:: MATERIAL ::

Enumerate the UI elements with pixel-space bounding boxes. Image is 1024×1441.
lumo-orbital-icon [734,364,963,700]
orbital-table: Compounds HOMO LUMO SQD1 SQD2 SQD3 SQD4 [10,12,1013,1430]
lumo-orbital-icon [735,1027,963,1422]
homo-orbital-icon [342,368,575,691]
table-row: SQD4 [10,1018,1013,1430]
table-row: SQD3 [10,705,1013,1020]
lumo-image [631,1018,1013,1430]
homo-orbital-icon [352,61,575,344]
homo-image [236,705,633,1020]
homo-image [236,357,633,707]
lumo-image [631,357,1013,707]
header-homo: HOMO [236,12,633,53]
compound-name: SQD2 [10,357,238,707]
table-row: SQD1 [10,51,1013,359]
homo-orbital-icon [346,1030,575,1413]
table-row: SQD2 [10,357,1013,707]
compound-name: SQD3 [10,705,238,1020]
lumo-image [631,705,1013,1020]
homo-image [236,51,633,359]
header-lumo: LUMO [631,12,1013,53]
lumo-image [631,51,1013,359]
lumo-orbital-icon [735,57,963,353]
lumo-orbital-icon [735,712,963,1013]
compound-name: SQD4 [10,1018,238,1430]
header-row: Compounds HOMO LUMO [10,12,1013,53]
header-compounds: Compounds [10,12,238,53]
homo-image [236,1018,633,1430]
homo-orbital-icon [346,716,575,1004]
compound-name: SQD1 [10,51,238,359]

:::
:: MATERIAL ::

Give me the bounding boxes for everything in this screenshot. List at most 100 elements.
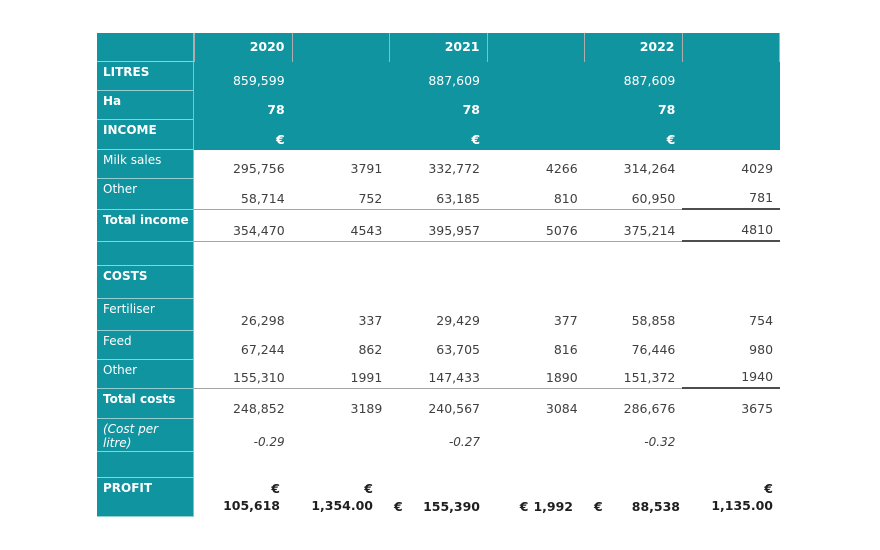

:::
:: MATERIAL ::

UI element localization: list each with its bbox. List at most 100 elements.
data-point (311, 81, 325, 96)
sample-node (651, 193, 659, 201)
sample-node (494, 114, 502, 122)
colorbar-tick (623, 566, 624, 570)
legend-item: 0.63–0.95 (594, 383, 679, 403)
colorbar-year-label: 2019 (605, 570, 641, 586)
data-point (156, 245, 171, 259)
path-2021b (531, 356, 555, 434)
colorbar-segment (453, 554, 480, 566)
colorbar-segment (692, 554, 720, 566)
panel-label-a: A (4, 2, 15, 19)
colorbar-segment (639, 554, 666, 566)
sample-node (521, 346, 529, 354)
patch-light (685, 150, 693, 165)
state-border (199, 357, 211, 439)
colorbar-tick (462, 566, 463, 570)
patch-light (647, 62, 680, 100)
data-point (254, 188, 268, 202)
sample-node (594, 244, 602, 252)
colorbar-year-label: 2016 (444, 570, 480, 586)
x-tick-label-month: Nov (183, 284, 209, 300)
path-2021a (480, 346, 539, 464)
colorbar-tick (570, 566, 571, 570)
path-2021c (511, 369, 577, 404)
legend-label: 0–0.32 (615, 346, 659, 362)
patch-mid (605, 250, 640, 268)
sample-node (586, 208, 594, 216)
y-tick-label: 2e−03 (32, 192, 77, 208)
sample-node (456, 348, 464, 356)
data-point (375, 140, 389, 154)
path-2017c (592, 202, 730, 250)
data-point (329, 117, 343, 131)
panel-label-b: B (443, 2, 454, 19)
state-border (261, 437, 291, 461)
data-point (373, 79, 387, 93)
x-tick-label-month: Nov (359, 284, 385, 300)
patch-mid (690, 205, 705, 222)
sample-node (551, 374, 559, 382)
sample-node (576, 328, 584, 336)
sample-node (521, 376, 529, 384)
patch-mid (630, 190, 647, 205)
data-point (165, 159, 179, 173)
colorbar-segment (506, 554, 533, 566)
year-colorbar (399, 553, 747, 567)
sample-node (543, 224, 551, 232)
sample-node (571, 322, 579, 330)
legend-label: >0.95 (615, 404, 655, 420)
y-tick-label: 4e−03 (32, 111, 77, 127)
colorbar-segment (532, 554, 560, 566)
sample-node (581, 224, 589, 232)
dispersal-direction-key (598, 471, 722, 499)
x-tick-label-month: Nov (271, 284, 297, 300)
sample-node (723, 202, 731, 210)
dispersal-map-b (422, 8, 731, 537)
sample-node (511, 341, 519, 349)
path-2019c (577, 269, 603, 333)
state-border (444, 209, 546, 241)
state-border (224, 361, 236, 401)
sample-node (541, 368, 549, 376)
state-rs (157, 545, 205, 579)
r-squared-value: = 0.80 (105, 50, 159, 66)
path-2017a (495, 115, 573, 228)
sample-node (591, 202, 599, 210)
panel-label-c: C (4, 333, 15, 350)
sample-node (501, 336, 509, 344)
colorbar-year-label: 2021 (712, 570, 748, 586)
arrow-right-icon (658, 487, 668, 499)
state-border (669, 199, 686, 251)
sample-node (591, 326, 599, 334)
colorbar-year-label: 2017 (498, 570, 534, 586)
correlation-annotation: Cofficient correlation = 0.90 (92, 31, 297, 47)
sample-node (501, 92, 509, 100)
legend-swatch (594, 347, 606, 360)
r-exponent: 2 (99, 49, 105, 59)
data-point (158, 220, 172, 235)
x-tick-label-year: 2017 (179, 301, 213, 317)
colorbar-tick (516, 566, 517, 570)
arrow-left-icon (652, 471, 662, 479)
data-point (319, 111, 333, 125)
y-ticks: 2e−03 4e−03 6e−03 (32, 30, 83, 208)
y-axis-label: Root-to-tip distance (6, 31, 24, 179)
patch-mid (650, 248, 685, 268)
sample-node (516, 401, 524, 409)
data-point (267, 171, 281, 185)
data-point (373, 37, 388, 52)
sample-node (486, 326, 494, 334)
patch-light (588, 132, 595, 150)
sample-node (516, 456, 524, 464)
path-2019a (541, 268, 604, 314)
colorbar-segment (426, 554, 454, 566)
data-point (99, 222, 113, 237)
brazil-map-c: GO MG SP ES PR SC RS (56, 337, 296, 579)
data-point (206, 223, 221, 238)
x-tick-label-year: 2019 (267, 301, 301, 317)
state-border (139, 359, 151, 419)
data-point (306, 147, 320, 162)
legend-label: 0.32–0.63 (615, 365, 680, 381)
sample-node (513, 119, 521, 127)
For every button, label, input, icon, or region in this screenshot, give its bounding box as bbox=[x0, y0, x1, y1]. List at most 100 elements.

:::

THE REQUEST = Reproduce verbatim the part of the items that opens with the line containing "Enumerate the UI" and closes with the line containing "compound-name: SQD1 [10,51,238,359]", including both of those lines.

OUTPUT OF THE EXERCISE =
Enumerate the UI elements with pixel-space bounding boxes. Image is 1024×1441.
lumo-orbital-icon [734,364,963,700]
orbital-table: Compounds HOMO LUMO SQD1 SQD2 SQD3 SQD4 [10,12,1013,1430]
lumo-orbital-icon [735,1027,963,1422]
homo-orbital-icon [342,368,575,691]
table-row: SQD4 [10,1018,1013,1430]
table-row: SQD3 [10,705,1013,1020]
lumo-image [631,1018,1013,1430]
homo-orbital-icon [352,61,575,344]
homo-image [236,705,633,1020]
homo-image [236,357,633,707]
lumo-image [631,357,1013,707]
header-homo: HOMO [236,12,633,53]
compound-name: SQD2 [10,357,238,707]
table-row: SQD1 [10,51,1013,359]
homo-orbital-icon [346,1030,575,1413]
table-row: SQD2 [10,357,1013,707]
compound-name: SQD3 [10,705,238,1020]
lumo-image [631,705,1013,1020]
homo-image [236,51,633,359]
header-lumo: LUMO [631,12,1013,53]
lumo-image [631,51,1013,359]
lumo-orbital-icon [735,57,963,353]
lumo-orbital-icon [735,712,963,1013]
compound-name: SQD4 [10,1018,238,1430]
header-row: Compounds HOMO LUMO [10,12,1013,53]
header-compounds: Compounds [10,12,238,53]
homo-image [236,1018,633,1430]
homo-orbital-icon [346,716,575,1004]
compound-name: SQD1 [10,51,238,359]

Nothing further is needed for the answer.